What needs to be done »
Write out every line of the material as it stands, apart from the pictures.
──────── Input data ────────
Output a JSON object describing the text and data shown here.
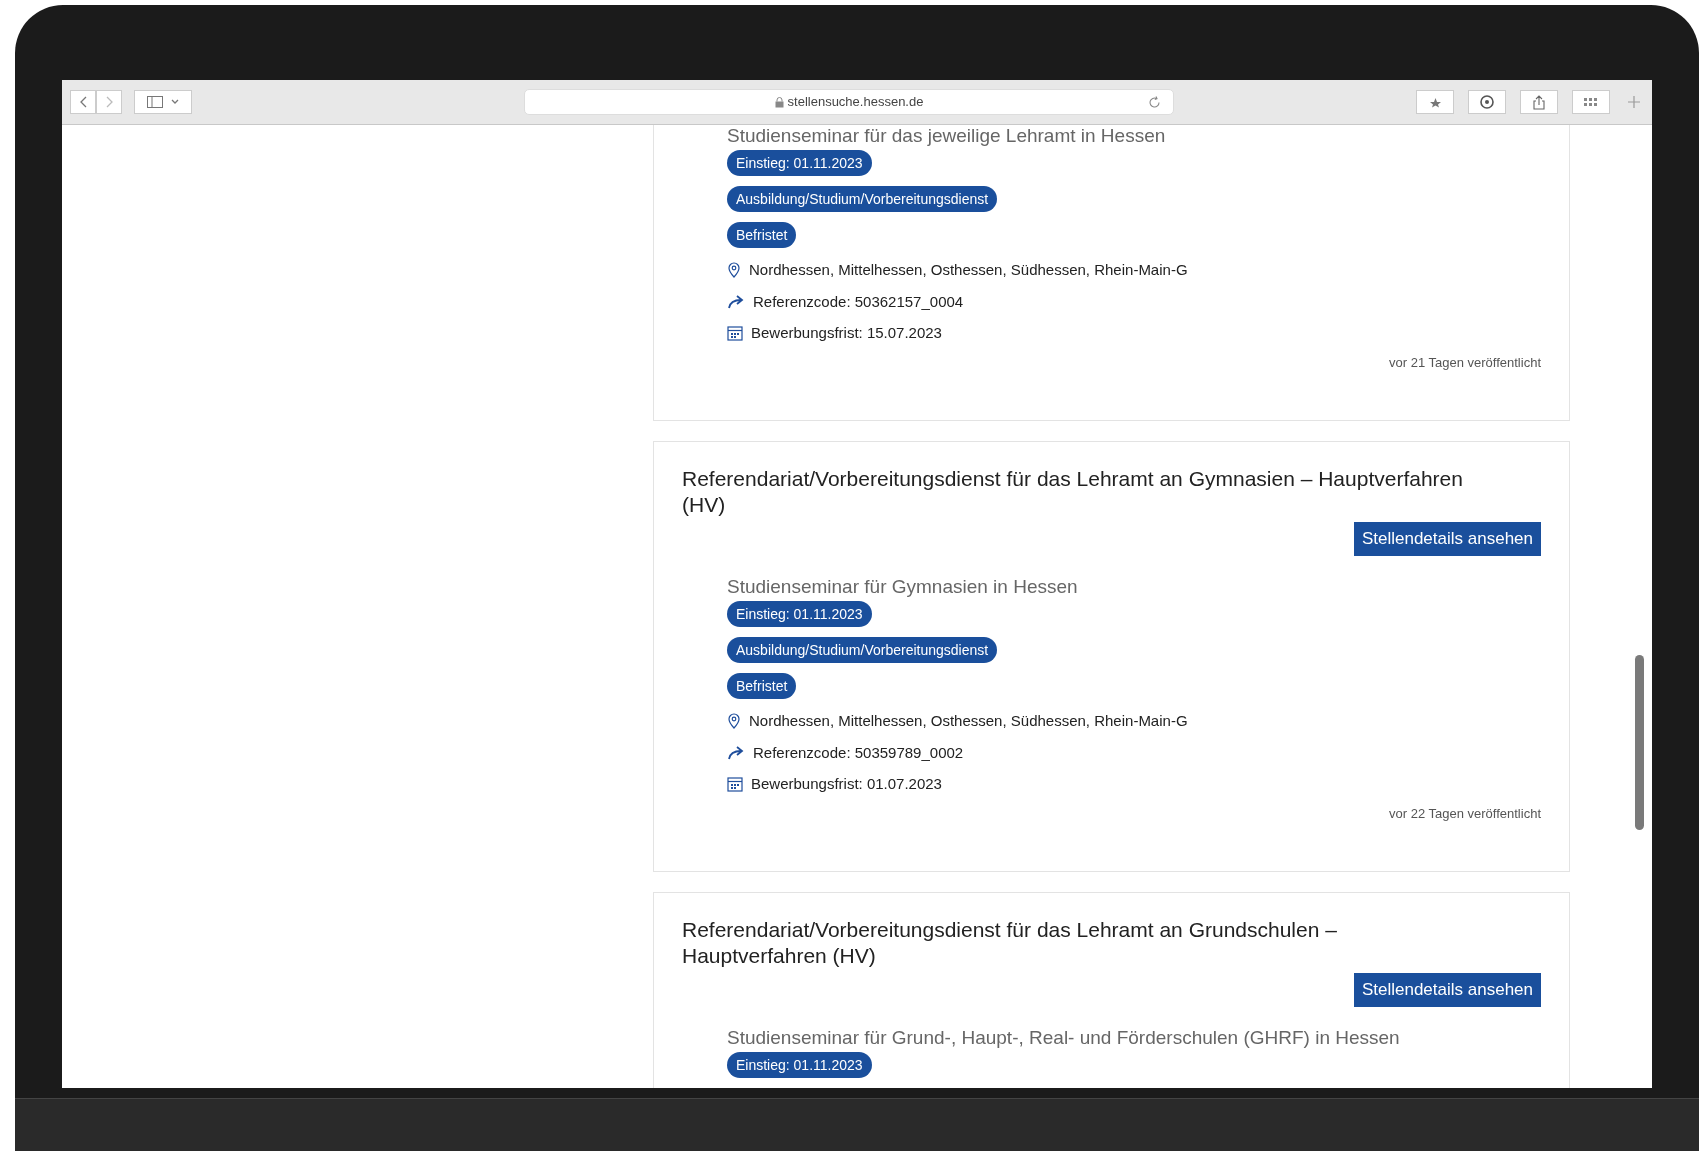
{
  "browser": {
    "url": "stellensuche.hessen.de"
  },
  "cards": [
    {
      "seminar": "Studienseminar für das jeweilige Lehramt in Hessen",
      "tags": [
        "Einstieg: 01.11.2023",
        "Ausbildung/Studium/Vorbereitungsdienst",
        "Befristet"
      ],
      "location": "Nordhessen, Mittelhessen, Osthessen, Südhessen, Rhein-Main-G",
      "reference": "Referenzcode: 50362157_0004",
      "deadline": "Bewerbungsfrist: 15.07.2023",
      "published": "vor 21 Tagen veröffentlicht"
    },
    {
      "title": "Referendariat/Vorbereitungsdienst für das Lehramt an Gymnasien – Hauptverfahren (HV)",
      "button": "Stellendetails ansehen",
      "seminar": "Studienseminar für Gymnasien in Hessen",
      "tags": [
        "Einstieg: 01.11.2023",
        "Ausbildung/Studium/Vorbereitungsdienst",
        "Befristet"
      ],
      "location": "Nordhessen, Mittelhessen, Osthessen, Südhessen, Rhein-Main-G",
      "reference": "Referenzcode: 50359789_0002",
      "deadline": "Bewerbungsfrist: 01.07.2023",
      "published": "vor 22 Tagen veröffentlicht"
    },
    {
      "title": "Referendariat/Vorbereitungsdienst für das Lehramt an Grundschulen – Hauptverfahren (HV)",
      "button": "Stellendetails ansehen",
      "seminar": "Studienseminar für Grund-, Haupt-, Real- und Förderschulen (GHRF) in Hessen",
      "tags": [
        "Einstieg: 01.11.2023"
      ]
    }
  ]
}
────────
The output »
Output a JSON object describing the text and data shown here.
{
  "browser": {
    "url": "stellensuche.hessen.de"
  },
  "cards": [
    {
      "seminar": "Studienseminar für das jeweilige Lehramt in Hessen",
      "tags": [
        "Einstieg: 01.11.2023",
        "Ausbildung/Studium/Vorbereitungsdienst",
        "Befristet"
      ],
      "location": "Nordhessen, Mittelhessen, Osthessen, Südhessen, Rhein-Main-G",
      "reference": "Referenzcode: 50362157_0004",
      "deadline": "Bewerbungsfrist: 15.07.2023",
      "published": "vor 21 Tagen veröffentlicht"
    },
    {
      "title": "Referendariat/Vorbereitungsdienst für das Lehramt an Gymnasien – Hauptverfahren (HV)",
      "button": "Stellendetails ansehen",
      "seminar": "Studienseminar für Gymnasien in Hessen",
      "tags": [
        "Einstieg: 01.11.2023",
        "Ausbildung/Studium/Vorbereitungsdienst",
        "Befristet"
      ],
      "location": "Nordhessen, Mittelhessen, Osthessen, Südhessen, Rhein-Main-G",
      "reference": "Referenzcode: 50359789_0002",
      "deadline": "Bewerbungsfrist: 01.07.2023",
      "published": "vor 22 Tagen veröffentlicht"
    },
    {
      "title": "Referendariat/Vorbereitungsdienst für das Lehramt an Grundschulen – Hauptverfahren (HV)",
      "button": "Stellendetails ansehen",
      "seminar": "Studienseminar für Grund-, Haupt-, Real- und Förderschulen (GHRF) in Hessen",
      "tags": [
        "Einstieg: 01.11.2023"
      ]
    }
  ]
}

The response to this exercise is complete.